### CHALLENGE
Look through the records and report how many lines include the word "crosshair", with no other words.

### SOURCE DATA
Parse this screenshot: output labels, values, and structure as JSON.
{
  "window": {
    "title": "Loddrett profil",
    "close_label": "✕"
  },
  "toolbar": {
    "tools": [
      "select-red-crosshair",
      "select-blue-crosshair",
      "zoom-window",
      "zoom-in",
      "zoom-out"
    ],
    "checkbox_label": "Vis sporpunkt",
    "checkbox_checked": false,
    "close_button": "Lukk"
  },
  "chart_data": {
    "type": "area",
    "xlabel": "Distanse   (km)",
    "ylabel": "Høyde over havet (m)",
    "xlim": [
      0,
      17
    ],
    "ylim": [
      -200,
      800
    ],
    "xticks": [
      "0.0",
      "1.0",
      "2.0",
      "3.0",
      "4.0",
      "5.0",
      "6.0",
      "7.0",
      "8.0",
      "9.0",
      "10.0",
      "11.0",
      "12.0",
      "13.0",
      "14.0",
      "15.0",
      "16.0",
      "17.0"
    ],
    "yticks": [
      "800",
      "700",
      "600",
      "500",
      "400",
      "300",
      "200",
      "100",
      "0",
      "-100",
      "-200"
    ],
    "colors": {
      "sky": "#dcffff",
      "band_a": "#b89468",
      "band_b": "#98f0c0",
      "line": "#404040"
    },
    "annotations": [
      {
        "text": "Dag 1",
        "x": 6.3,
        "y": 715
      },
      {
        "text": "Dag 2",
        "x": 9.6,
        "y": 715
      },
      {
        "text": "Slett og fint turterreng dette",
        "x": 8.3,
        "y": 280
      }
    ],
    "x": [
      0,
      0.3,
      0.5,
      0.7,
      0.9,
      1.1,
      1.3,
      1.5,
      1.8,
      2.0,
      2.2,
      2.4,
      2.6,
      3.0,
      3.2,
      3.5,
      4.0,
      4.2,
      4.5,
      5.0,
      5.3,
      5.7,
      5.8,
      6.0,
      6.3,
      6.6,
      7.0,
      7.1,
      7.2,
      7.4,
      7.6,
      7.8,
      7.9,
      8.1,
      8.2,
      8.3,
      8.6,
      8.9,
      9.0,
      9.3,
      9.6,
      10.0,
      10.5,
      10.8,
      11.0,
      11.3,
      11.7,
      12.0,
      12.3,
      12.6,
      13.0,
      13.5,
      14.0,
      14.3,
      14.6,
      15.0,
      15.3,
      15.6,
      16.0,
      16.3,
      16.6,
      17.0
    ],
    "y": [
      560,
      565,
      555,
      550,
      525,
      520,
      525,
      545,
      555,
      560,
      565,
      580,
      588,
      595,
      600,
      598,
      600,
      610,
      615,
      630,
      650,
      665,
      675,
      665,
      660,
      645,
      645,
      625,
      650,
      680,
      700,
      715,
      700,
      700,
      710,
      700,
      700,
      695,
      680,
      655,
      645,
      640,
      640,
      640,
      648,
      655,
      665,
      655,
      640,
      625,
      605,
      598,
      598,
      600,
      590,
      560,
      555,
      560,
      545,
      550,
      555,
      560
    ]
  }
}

### TASK OUTPUT
2